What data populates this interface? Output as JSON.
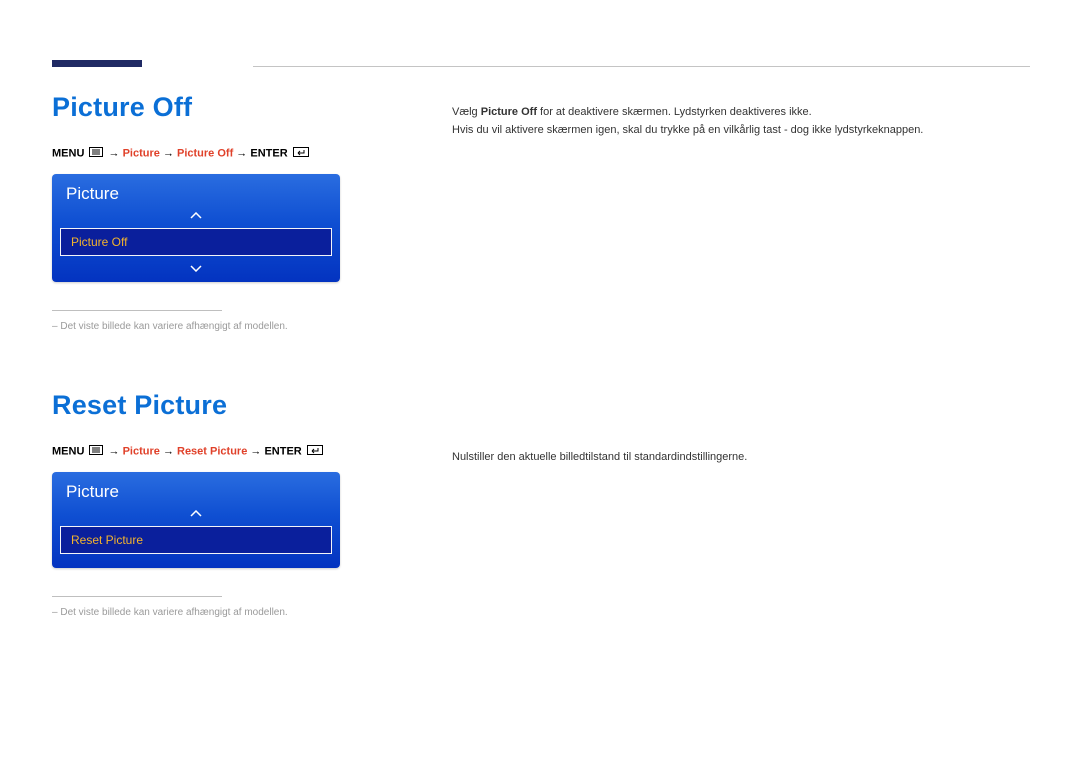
{
  "section1": {
    "title": "Picture Off",
    "breadcrumb": {
      "menu": "MENU",
      "p1": "Picture",
      "p2": "Picture Off",
      "enter": "ENTER"
    },
    "osd": {
      "title": "Picture",
      "item": "Picture Off"
    },
    "footnote": "Det viste billede kan variere afhængigt af modellen.",
    "desc_pre": "Vælg ",
    "desc_bold": "Picture Off",
    "desc_post": " for at deaktivere skærmen. Lydstyrken deaktiveres ikke.",
    "desc2": "Hvis du vil aktivere skærmen igen, skal du trykke på en vilkårlig tast - dog ikke lydstyrkeknappen."
  },
  "section2": {
    "title": "Reset Picture",
    "breadcrumb": {
      "menu": "MENU",
      "p1": "Picture",
      "p2": "Reset Picture",
      "enter": "ENTER"
    },
    "osd": {
      "title": "Picture",
      "item": "Reset Picture"
    },
    "footnote": "Det viste billede kan variere afhængigt af modellen.",
    "desc": "Nulstiller den aktuelle billedtilstand til standardindstillingerne."
  }
}
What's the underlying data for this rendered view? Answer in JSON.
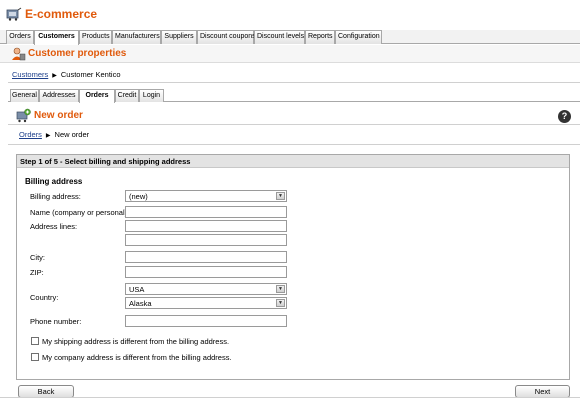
{
  "app": {
    "title": "E-commerce",
    "icon": "ecommerce-icon"
  },
  "main_tabs": [
    "Orders",
    "Customers",
    "Products",
    "Manufacturers",
    "Suppliers",
    "Discount coupons",
    "Discount levels",
    "Reports",
    "Configuration"
  ],
  "main_tab_active": "Customers",
  "section": {
    "title": "Customer properties",
    "icon": "customer-icon"
  },
  "breadcrumb1": {
    "link": "Customers",
    "current": "Customer Kentico"
  },
  "sub_tabs": [
    "General",
    "Addresses",
    "Orders",
    "Credit",
    "Login"
  ],
  "sub_tab_active": "Orders",
  "new_order": {
    "title": "New order",
    "icon": "new-order-icon"
  },
  "help": {
    "label": "?",
    "icon": "help-icon"
  },
  "breadcrumb2": {
    "link": "Orders",
    "current": "New order"
  },
  "wizard": {
    "step_title": "Step 1 of 5 - Select billing and shipping address",
    "section_title": "Billing address",
    "fields": {
      "billing_address_label": "Billing address:",
      "billing_address_value": "(new)",
      "name_label": "Name (company or personal):",
      "name_value": "",
      "address_lines_label": "Address lines:",
      "address_line1_value": "",
      "address_line2_value": "",
      "city_label": "City:",
      "city_value": "",
      "zip_label": "ZIP:",
      "zip_value": "",
      "country_label": "Country:",
      "country_value": "USA",
      "state_value": "Alaska",
      "phone_label": "Phone number:",
      "phone_value": ""
    },
    "checkbox_shipping": "My shipping address is different from the billing address.",
    "checkbox_company": "My company address is different from the billing address."
  },
  "buttons": {
    "back": "Back",
    "next": "Next"
  },
  "colors": {
    "accent": "#e05a0c",
    "link": "#1d3f8a",
    "header_bg": "#e3e3e3"
  }
}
== == ==
Problem description
Show the lines of the material that contain the word "Reset".

Task result
    "title": "Reset Picture",
      "p2": "Reset Picture",
      "item": "Reset Picture"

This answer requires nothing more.